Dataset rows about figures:
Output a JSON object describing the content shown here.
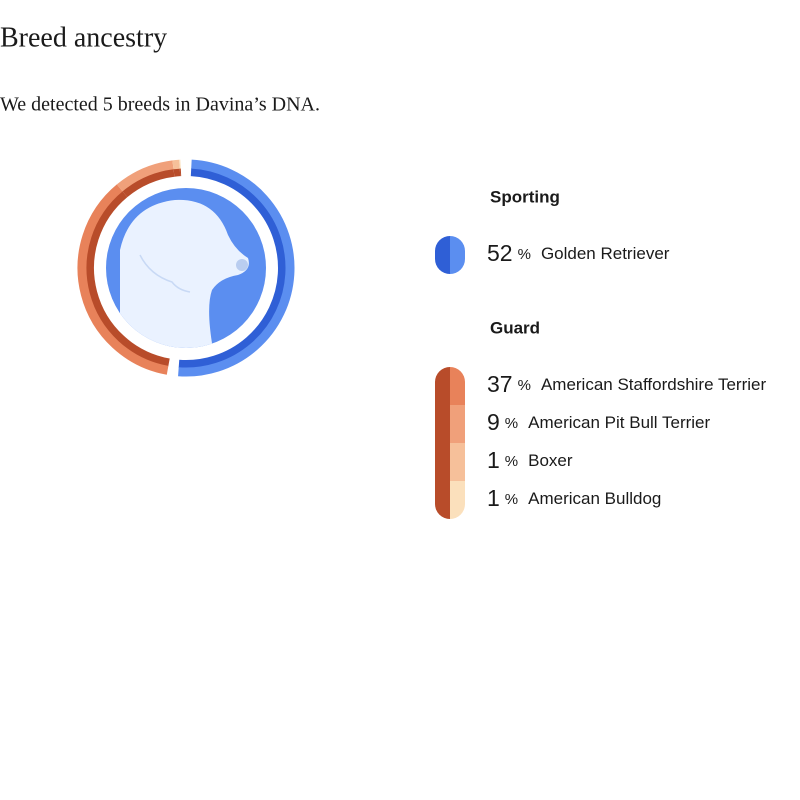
{
  "header": {
    "title": "Breed ancestry",
    "summary": "We detected 5 breeds in Davina’s DNA."
  },
  "chart_data": {
    "type": "donut",
    "unit": "%",
    "groups": [
      {
        "name": "Sporting",
        "color": "#2f5fd6",
        "breeds": [
          {
            "name": "Golden Retriever",
            "value": 52,
            "color": "#5b8ef0"
          }
        ]
      },
      {
        "name": "Guard",
        "color": "#b84c2a",
        "breeds": [
          {
            "name": "American Staffordshire Terrier",
            "value": 37,
            "color": "#e8825a"
          },
          {
            "name": "American Pit Bull Terrier",
            "value": 9,
            "color": "#f0a07a"
          },
          {
            "name": "Boxer",
            "value": 1,
            "color": "#f6c09a"
          },
          {
            "name": "American Bulldog",
            "value": 1,
            "color": "#fbe0bc"
          }
        ]
      }
    ]
  }
}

● Exercise details
Output every entry word for word, but omit the pictures.

● Final result
Output a JSON object describing the content shown here.
{
  "header": {
    "title": "Breed ancestry",
    "summary": "We detected 5 breeds in Davina’s DNA."
  },
  "chart_data": {
    "type": "donut",
    "unit": "%",
    "groups": [
      {
        "name": "Sporting",
        "color": "#2f5fd6",
        "breeds": [
          {
            "name": "Golden Retriever",
            "value": 52,
            "color": "#5b8ef0"
          }
        ]
      },
      {
        "name": "Guard",
        "color": "#b84c2a",
        "breeds": [
          {
            "name": "American Staffordshire Terrier",
            "value": 37,
            "color": "#e8825a"
          },
          {
            "name": "American Pit Bull Terrier",
            "value": 9,
            "color": "#f0a07a"
          },
          {
            "name": "Boxer",
            "value": 1,
            "color": "#f6c09a"
          },
          {
            "name": "American Bulldog",
            "value": 1,
            "color": "#fbe0bc"
          }
        ]
      }
    ]
  }
}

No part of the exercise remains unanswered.